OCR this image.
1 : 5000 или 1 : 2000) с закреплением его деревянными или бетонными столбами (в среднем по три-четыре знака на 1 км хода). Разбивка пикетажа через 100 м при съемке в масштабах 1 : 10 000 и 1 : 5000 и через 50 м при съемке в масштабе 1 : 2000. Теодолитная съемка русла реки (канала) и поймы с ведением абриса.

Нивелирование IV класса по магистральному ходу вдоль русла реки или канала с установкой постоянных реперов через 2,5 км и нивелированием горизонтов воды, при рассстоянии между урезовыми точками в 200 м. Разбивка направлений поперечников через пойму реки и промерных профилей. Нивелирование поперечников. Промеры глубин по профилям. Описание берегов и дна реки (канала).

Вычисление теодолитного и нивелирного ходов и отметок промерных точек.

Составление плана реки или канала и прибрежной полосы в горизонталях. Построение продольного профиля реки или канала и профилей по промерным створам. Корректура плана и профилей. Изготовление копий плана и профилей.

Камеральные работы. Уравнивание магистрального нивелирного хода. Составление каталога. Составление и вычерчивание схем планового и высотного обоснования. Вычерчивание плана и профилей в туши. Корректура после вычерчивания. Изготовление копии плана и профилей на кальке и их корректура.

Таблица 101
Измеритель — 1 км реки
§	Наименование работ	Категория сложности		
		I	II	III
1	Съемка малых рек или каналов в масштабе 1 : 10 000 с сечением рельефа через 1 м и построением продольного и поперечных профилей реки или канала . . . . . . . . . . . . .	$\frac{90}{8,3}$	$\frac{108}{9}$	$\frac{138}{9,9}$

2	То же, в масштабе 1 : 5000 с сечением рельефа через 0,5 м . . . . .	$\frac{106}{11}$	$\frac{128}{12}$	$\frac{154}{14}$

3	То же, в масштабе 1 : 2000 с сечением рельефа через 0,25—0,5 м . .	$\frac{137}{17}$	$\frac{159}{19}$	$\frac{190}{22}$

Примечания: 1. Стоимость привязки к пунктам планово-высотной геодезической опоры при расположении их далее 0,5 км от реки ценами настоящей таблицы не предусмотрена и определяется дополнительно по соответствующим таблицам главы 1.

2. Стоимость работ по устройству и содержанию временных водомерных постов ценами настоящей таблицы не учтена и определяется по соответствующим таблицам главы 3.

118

* [What the task asks]: Every line of the material must be returned exactly as it appears.

* [Task answer]:
OCR this image.
1 : 5000 или 1 : 2000) с закреплением его деревянными или бетонными столбами (в среднем по три-четыре знака на 1 км хода). Разбивка пикетажа через 100 м при съемке в масштабах 1 : 10 000 и 1 : 5000 и через 50 м при съемке в масштабе 1 : 2000. Теодолитная съемка русла реки (канала) и поймы с ведением абриса.

Нивелирование IV класса по магистральному ходу вдоль русла реки или канала с установкой постоянных реперов через 2,5 км и нивелированием горизонтов воды, при рассстоянии между урезовыми точками в 200 м. Разбивка направлений поперечников через пойму реки и промерных профилей. Нивелирование поперечников. Промеры глубин по профилям. Описание берегов и дна реки (канала).

Вычисление теодолитного и нивелирного ходов и отметок промерных точек.

Составление плана реки или канала и прибрежной полосы в горизонталях. Построение продольного профиля реки или канала и профилей по промерным створам. Корректура плана и профилей. Изготовление копий плана и профилей.

Камеральные работы. Уравнивание магистрального нивелирного хода. Составление каталога. Составление и вычерчивание схем планового и высотного обоснования. Вычерчивание плана и профилей в туши. Корректура после вычерчивания. Изготовление копии плана и профилей на кальке и их корректура.

Таблица 101
Измеритель — 1 км реки
§	Наименование работ	Категория сложности		
		I	II	III
1	Съемка малых рек или каналов в масштабе 1 : 10 000 с сечением рельефа через 1 м и построением продольного и поперечных профилей реки или канала . . . . . . . . . . . . .	$\frac{90}{8,3}$	$\frac{108}{9}$	$\frac{138}{9,9}$

2	То же, в масштабе 1 : 5000 с сечением рельефа через 0,5 м . . . . .	$\frac{106}{11}$	$\frac{128}{12}$	$\frac{154}{14}$

3	То же, в масштабе 1 : 2000 с сечением рельефа через 0,25—0,5 м . .	$\frac{137}{17}$	$\frac{159}{19}$	$\frac{190}{22}$

Примечания: 1. Стоимость привязки к пунктам планово-высотной геодезической опоры при расположении их далее 0,5 км от реки ценами настоящей таблицы не предусмотрена и определяется дополнительно по соответствующим таблицам главы 1.

2. Стоимость работ по устройству и содержанию временных водомерных постов ценами настоящей таблицы не учтена и определяется по соответствующим таблицам главы 3.

118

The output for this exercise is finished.